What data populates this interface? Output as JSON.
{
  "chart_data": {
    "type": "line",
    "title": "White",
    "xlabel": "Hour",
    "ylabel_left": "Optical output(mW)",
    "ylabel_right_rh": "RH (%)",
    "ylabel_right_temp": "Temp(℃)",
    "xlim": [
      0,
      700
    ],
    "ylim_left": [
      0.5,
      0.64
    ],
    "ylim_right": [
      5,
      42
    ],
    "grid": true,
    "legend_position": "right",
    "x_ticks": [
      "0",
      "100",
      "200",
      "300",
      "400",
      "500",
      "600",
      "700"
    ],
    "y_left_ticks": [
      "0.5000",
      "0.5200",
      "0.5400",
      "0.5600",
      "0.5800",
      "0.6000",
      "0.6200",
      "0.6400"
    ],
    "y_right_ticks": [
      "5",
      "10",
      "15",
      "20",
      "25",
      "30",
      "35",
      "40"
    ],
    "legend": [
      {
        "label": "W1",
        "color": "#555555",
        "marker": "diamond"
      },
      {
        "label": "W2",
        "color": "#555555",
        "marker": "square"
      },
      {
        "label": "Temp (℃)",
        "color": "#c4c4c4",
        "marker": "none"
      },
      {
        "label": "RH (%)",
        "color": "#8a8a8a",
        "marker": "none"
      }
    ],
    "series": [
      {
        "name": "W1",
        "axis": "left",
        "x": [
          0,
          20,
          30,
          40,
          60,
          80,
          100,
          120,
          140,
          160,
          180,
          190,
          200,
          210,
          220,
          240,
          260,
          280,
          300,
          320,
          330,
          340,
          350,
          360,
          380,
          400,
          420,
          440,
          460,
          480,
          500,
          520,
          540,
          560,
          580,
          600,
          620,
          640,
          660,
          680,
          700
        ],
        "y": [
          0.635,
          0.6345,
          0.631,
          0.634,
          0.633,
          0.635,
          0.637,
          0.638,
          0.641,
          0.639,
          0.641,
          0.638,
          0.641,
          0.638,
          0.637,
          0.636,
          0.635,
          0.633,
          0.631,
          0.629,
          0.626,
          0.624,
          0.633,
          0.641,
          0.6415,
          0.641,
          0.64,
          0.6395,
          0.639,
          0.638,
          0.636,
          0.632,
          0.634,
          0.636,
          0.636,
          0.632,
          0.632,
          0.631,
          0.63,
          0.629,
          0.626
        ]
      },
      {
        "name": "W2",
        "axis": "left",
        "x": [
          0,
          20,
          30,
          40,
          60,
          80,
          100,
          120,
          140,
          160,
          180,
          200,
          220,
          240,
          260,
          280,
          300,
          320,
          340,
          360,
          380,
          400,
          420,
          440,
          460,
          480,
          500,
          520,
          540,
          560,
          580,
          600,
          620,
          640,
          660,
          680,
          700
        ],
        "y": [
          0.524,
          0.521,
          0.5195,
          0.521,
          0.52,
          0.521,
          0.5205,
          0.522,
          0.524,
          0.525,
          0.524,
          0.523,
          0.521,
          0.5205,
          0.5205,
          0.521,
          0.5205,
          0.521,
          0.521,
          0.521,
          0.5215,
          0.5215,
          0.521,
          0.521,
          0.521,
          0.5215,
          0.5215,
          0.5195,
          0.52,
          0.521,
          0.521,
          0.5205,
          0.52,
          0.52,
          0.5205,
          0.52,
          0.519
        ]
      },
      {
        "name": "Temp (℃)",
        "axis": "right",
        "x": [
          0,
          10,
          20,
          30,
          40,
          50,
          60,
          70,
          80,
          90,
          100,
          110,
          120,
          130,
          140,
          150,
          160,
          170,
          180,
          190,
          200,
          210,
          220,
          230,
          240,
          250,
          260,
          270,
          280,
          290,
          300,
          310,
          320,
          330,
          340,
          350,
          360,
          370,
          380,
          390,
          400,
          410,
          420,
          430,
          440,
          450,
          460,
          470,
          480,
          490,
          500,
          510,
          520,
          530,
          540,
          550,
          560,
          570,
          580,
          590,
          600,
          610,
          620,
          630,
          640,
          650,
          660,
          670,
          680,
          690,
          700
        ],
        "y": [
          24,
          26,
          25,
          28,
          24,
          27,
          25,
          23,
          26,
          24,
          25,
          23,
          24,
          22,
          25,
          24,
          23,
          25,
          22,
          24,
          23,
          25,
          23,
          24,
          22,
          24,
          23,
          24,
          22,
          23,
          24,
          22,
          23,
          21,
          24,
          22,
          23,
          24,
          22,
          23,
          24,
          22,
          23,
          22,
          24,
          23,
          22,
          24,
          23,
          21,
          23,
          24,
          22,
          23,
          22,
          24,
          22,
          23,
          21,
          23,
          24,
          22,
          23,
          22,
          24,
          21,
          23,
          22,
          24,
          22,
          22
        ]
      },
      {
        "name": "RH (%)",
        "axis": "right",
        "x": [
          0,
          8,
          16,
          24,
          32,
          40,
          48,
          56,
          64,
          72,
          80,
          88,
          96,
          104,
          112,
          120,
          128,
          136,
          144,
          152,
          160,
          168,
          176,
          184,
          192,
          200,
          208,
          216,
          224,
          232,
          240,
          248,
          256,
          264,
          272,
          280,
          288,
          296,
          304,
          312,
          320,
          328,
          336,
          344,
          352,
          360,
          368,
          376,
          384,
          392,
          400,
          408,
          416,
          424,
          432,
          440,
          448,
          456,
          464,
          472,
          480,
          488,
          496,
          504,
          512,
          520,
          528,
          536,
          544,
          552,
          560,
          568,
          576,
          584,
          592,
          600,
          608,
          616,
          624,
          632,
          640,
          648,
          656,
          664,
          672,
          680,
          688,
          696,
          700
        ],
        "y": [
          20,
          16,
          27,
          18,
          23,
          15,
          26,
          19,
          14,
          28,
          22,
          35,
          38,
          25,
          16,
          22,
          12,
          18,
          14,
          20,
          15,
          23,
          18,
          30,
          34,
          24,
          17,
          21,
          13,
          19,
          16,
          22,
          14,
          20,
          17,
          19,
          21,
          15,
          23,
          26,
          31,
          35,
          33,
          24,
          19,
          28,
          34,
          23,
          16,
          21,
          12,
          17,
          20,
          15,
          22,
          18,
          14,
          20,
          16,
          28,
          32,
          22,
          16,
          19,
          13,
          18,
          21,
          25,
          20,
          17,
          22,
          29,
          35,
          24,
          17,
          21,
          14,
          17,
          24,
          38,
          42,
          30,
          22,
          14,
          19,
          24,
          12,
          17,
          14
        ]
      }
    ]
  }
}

□ □ □

• Exercise: Each line of the material above must be retyped precisely.

• Full output:
What data populates this interface? Output as JSON.
{
  "chart_data": {
    "type": "line",
    "title": "White",
    "xlabel": "Hour",
    "ylabel_left": "Optical output(mW)",
    "ylabel_right_rh": "RH (%)",
    "ylabel_right_temp": "Temp(℃)",
    "xlim": [
      0,
      700
    ],
    "ylim_left": [
      0.5,
      0.64
    ],
    "ylim_right": [
      5,
      42
    ],
    "grid": true,
    "legend_position": "right",
    "x_ticks": [
      "0",
      "100",
      "200",
      "300",
      "400",
      "500",
      "600",
      "700"
    ],
    "y_left_ticks": [
      "0.5000",
      "0.5200",
      "0.5400",
      "0.5600",
      "0.5800",
      "0.6000",
      "0.6200",
      "0.6400"
    ],
    "y_right_ticks": [
      "5",
      "10",
      "15",
      "20",
      "25",
      "30",
      "35",
      "40"
    ],
    "legend": [
      {
        "label": "W1",
        "color": "#555555",
        "marker": "diamond"
      },
      {
        "label": "W2",
        "color": "#555555",
        "marker": "square"
      },
      {
        "label": "Temp (℃)",
        "color": "#c4c4c4",
        "marker": "none"
      },
      {
        "label": "RH (%)",
        "color": "#8a8a8a",
        "marker": "none"
      }
    ],
    "series": [
      {
        "name": "W1",
        "axis": "left",
        "x": [
          0,
          20,
          30,
          40,
          60,
          80,
          100,
          120,
          140,
          160,
          180,
          190,
          200,
          210,
          220,
          240,
          260,
          280,
          300,
          320,
          330,
          340,
          350,
          360,
          380,
          400,
          420,
          440,
          460,
          480,
          500,
          520,
          540,
          560,
          580,
          600,
          620,
          640,
          660,
          680,
          700
        ],
        "y": [
          0.635,
          0.6345,
          0.631,
          0.634,
          0.633,
          0.635,
          0.637,
          0.638,
          0.641,
          0.639,
          0.641,
          0.638,
          0.641,
          0.638,
          0.637,
          0.636,
          0.635,
          0.633,
          0.631,
          0.629,
          0.626,
          0.624,
          0.633,
          0.641,
          0.6415,
          0.641,
          0.64,
          0.6395,
          0.639,
          0.638,
          0.636,
          0.632,
          0.634,
          0.636,
          0.636,
          0.632,
          0.632,
          0.631,
          0.63,
          0.629,
          0.626
        ]
      },
      {
        "name": "W2",
        "axis": "left",
        "x": [
          0,
          20,
          30,
          40,
          60,
          80,
          100,
          120,
          140,
          160,
          180,
          200,
          220,
          240,
          260,
          280,
          300,
          320,
          340,
          360,
          380,
          400,
          420,
          440,
          460,
          480,
          500,
          520,
          540,
          560,
          580,
          600,
          620,
          640,
          660,
          680,
          700
        ],
        "y": [
          0.524,
          0.521,
          0.5195,
          0.521,
          0.52,
          0.521,
          0.5205,
          0.522,
          0.524,
          0.525,
          0.524,
          0.523,
          0.521,
          0.5205,
          0.5205,
          0.521,
          0.5205,
          0.521,
          0.521,
          0.521,
          0.5215,
          0.5215,
          0.521,
          0.521,
          0.521,
          0.5215,
          0.5215,
          0.5195,
          0.52,
          0.521,
          0.521,
          0.5205,
          0.52,
          0.52,
          0.5205,
          0.52,
          0.519
        ]
      },
      {
        "name": "Temp (℃)",
        "axis": "right",
        "x": [
          0,
          10,
          20,
          30,
          40,
          50,
          60,
          70,
          80,
          90,
          100,
          110,
          120,
          130,
          140,
          150,
          160,
          170,
          180,
          190,
          200,
          210,
          220,
          230,
          240,
          250,
          260,
          270,
          280,
          290,
          300,
          310,
          320,
          330,
          340,
          350,
          360,
          370,
          380,
          390,
          400,
          410,
          420,
          430,
          440,
          450,
          460,
          470,
          480,
          490,
          500,
          510,
          520,
          530,
          540,
          550,
          560,
          570,
          580,
          590,
          600,
          610,
          620,
          630,
          640,
          650,
          660,
          670,
          680,
          690,
          700
        ],
        "y": [
          24,
          26,
          25,
          28,
          24,
          27,
          25,
          23,
          26,
          24,
          25,
          23,
          24,
          22,
          25,
          24,
          23,
          25,
          22,
          24,
          23,
          25,
          23,
          24,
          22,
          24,
          23,
          24,
          22,
          23,
          24,
          22,
          23,
          21,
          24,
          22,
          23,
          24,
          22,
          23,
          24,
          22,
          23,
          22,
          24,
          23,
          22,
          24,
          23,
          21,
          23,
          24,
          22,
          23,
          22,
          24,
          22,
          23,
          21,
          23,
          24,
          22,
          23,
          22,
          24,
          21,
          23,
          22,
          24,
          22,
          22
        ]
      },
      {
        "name": "RH (%)",
        "axis": "right",
        "x": [
          0,
          8,
          16,
          24,
          32,
          40,
          48,
          56,
          64,
          72,
          80,
          88,
          96,
          104,
          112,
          120,
          128,
          136,
          144,
          152,
          160,
          168,
          176,
          184,
          192,
          200,
          208,
          216,
          224,
          232,
          240,
          248,
          256,
          264,
          272,
          280,
          288,
          296,
          304,
          312,
          320,
          328,
          336,
          344,
          352,
          360,
          368,
          376,
          384,
          392,
          400,
          408,
          416,
          424,
          432,
          440,
          448,
          456,
          464,
          472,
          480,
          488,
          496,
          504,
          512,
          520,
          528,
          536,
          544,
          552,
          560,
          568,
          576,
          584,
          592,
          600,
          608,
          616,
          624,
          632,
          640,
          648,
          656,
          664,
          672,
          680,
          688,
          696,
          700
        ],
        "y": [
          20,
          16,
          27,
          18,
          23,
          15,
          26,
          19,
          14,
          28,
          22,
          35,
          38,
          25,
          16,
          22,
          12,
          18,
          14,
          20,
          15,
          23,
          18,
          30,
          34,
          24,
          17,
          21,
          13,
          19,
          16,
          22,
          14,
          20,
          17,
          19,
          21,
          15,
          23,
          26,
          31,
          35,
          33,
          24,
          19,
          28,
          34,
          23,
          16,
          21,
          12,
          17,
          20,
          15,
          22,
          18,
          14,
          20,
          16,
          28,
          32,
          22,
          16,
          19,
          13,
          18,
          21,
          25,
          20,
          17,
          22,
          29,
          35,
          24,
          17,
          21,
          14,
          17,
          24,
          38,
          42,
          30,
          22,
          14,
          19,
          24,
          12,
          17,
          14
        ]
      }
    ]
  }
}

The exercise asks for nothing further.